• _DATASET EXTRACT_
================================

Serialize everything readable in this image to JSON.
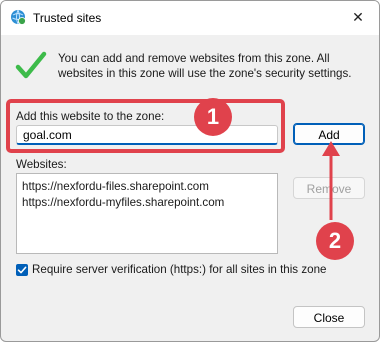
{
  "window": {
    "title": "Trusted sites",
    "close_glyph": "✕"
  },
  "info": {
    "text": "You can add and remove websites from this zone. All websites in this zone will use the zone's security settings."
  },
  "add_site": {
    "label": "Add this website to the zone:",
    "value": "goal.com",
    "button": "Add"
  },
  "websites": {
    "label": "Websites:",
    "items": [
      "https://nexfordu-files.sharepoint.com",
      "https://nexfordu-myfiles.sharepoint.com"
    ],
    "remove_button": "Remove"
  },
  "verification": {
    "checked": true,
    "label": "Require server verification (https:) for all sites in this zone"
  },
  "footer": {
    "close_button": "Close"
  },
  "annotations": {
    "step1": "1",
    "step2": "2",
    "color": "#e0424c"
  },
  "icons": [
    "trusted-sites-icon",
    "checkmark-icon",
    "close-icon",
    "checkbox-check-icon"
  ]
}
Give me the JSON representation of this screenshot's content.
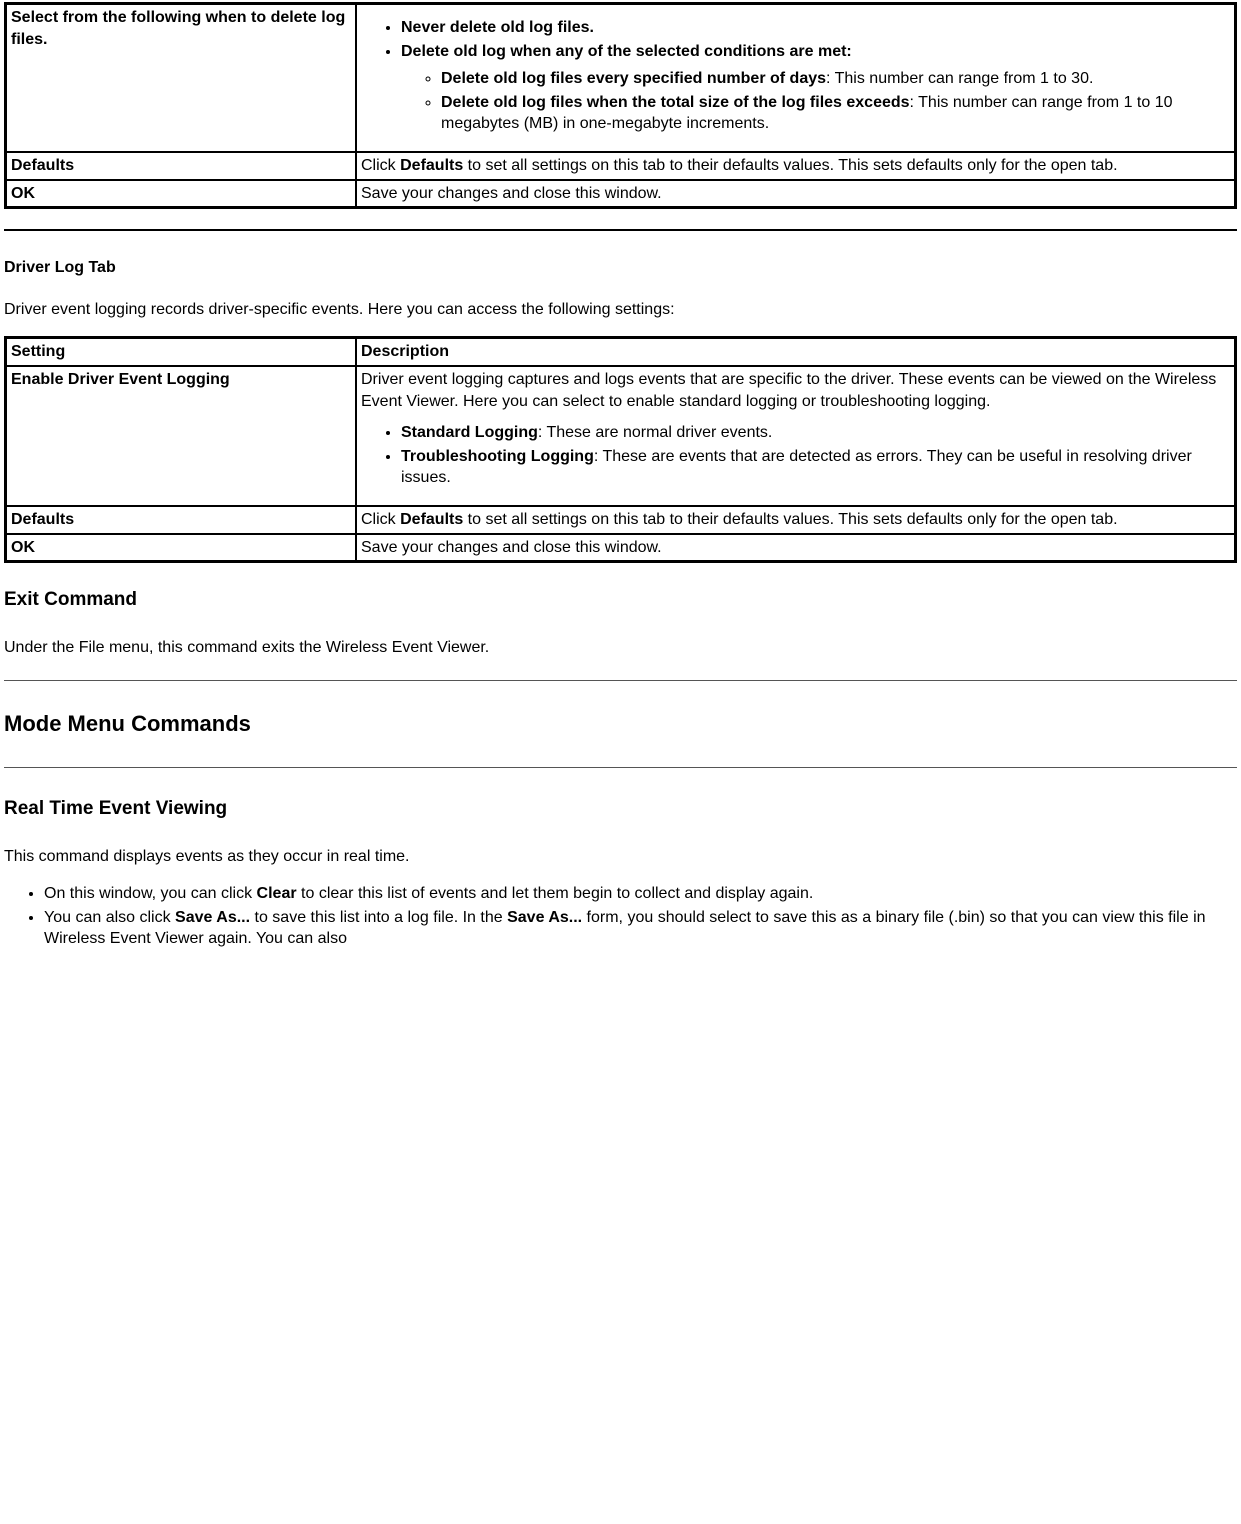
{
  "table1": {
    "row1": {
      "setting": "Select from the following when to delete log files.",
      "bullet1": "Never delete old log files.",
      "bullet2": "Delete old log when any of the selected conditions are met:",
      "sub1_label": "Delete old log files every specified number of days",
      "sub1_text": ": This number can range from 1 to 30.",
      "sub2_label": "Delete old log files when the total size of the log files exceeds",
      "sub2_text": ": This number can range from 1 to 10 megabytes (MB) in one-megabyte increments."
    },
    "row2": {
      "setting": "Defaults",
      "desc_pre": "Click ",
      "desc_bold": "Defaults",
      "desc_post": " to set all settings on this tab to their defaults values. This sets defaults only for the open tab."
    },
    "row3": {
      "setting": "OK",
      "desc": "Save your changes and close this window."
    }
  },
  "driver_log_tab": {
    "heading": "Driver Log Tab",
    "intro": "Driver event logging records driver-specific events. Here you can access the following settings:"
  },
  "table2": {
    "header": {
      "c1": "Setting",
      "c2": "Description"
    },
    "row1": {
      "setting": "Enable Driver Event Logging",
      "desc_para": "Driver event logging captures and logs events that are specific to the driver. These events can be viewed on the Wireless Event Viewer. Here you can select to enable standard logging or troubleshooting logging.",
      "b1_label": "Standard Logging",
      "b1_text": ": These are normal driver events.",
      "b2_label": "Troubleshooting Logging",
      "b2_text": ": These are events that are detected as errors. They can be useful in resolving driver issues."
    },
    "row2": {
      "setting": "Defaults",
      "desc_pre": "Click ",
      "desc_bold": "Defaults",
      "desc_post": " to set all settings on this tab to their defaults values. This sets defaults only for the open tab."
    },
    "row3": {
      "setting": "OK",
      "desc": "Save your changes and close this window."
    }
  },
  "exit_command": {
    "heading": "Exit Command",
    "text": "Under the File menu, this command exits the Wireless Event Viewer."
  },
  "mode_menu": {
    "heading": "Mode Menu Commands"
  },
  "realtime": {
    "heading": "Real Time Event Viewing",
    "intro": "This command displays events as they occur in real time.",
    "b1_pre": "On this window, you can click ",
    "b1_bold": "Clear",
    "b1_post": " to clear this list of events and let them begin to collect and display again.",
    "b2_pre": "You can also click ",
    "b2_bold1": "Save As...",
    "b2_mid": " to save this list into a log file. In the ",
    "b2_bold2": "Save As...",
    "b2_post": " form, you should select to save this as a binary file (.bin) so that you can view this file in Wireless Event Viewer again. You can also"
  }
}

================================

Reproduce each entry verbatim, excluding any embedded images.

• _THE RESULT_
Serialize everything readable in this image to JSON.
{
  "window": {
    "title": "Trusted sites",
    "close_glyph": "✕"
  },
  "info": {
    "text": "You can add and remove websites from this zone. All websites in this zone will use the zone's security settings."
  },
  "add_site": {
    "label": "Add this website to the zone:",
    "value": "goal.com",
    "button": "Add"
  },
  "websites": {
    "label": "Websites:",
    "items": [
      "https://nexfordu-files.sharepoint.com",
      "https://nexfordu-myfiles.sharepoint.com"
    ],
    "remove_button": "Remove"
  },
  "verification": {
    "checked": true,
    "label": "Require server verification (https:) for all sites in this zone"
  },
  "footer": {
    "close_button": "Close"
  },
  "annotations": {
    "step1": "1",
    "step2": "2",
    "color": "#e0424c"
  },
  "icons": [
    "trusted-sites-icon",
    "checkmark-icon",
    "close-icon",
    "checkbox-check-icon"
  ]
}
Give me the JSON representation of this screenshot's content.
{
  "table1": {
    "row1": {
      "setting": "Select from the following when to delete log files.",
      "bullet1": "Never delete old log files.",
      "bullet2": "Delete old log when any of the selected conditions are met:",
      "sub1_label": "Delete old log files every specified number of days",
      "sub1_text": ": This number can range from 1 to 30.",
      "sub2_label": "Delete old log files when the total size of the log files exceeds",
      "sub2_text": ": This number can range from 1 to 10 megabytes (MB) in one-megabyte increments."
    },
    "row2": {
      "setting": "Defaults",
      "desc_pre": "Click ",
      "desc_bold": "Defaults",
      "desc_post": " to set all settings on this tab to their defaults values. This sets defaults only for the open tab."
    },
    "row3": {
      "setting": "OK",
      "desc": "Save your changes and close this window."
    }
  },
  "driver_log_tab": {
    "heading": "Driver Log Tab",
    "intro": "Driver event logging records driver-specific events. Here you can access the following settings:"
  },
  "table2": {
    "header": {
      "c1": "Setting",
      "c2": "Description"
    },
    "row1": {
      "setting": "Enable Driver Event Logging",
      "desc_para": "Driver event logging captures and logs events that are specific to the driver. These events can be viewed on the Wireless Event Viewer. Here you can select to enable standard logging or troubleshooting logging.",
      "b1_label": "Standard Logging",
      "b1_text": ": These are normal driver events.",
      "b2_label": "Troubleshooting Logging",
      "b2_text": ": These are events that are detected as errors. They can be useful in resolving driver issues."
    },
    "row2": {
      "setting": "Defaults",
      "desc_pre": "Click ",
      "desc_bold": "Defaults",
      "desc_post": " to set all settings on this tab to their defaults values. This sets defaults only for the open tab."
    },
    "row3": {
      "setting": "OK",
      "desc": "Save your changes and close this window."
    }
  },
  "exit_command": {
    "heading": "Exit Command",
    "text": "Under the File menu, this command exits the Wireless Event Viewer."
  },
  "mode_menu": {
    "heading": "Mode Menu Commands"
  },
  "realtime": {
    "heading": "Real Time Event Viewing",
    "intro": "This command displays events as they occur in real time.",
    "b1_pre": "On this window, you can click ",
    "b1_bold": "Clear",
    "b1_post": " to clear this list of events and let them begin to collect and display again.",
    "b2_pre": "You can also click ",
    "b2_bold1": "Save As...",
    "b2_mid": " to save this list into a log file. In the ",
    "b2_bold2": "Save As...",
    "b2_post": " form, you should select to save this as a binary file (.bin) so that you can view this file in Wireless Event Viewer again. You can also"
  }
}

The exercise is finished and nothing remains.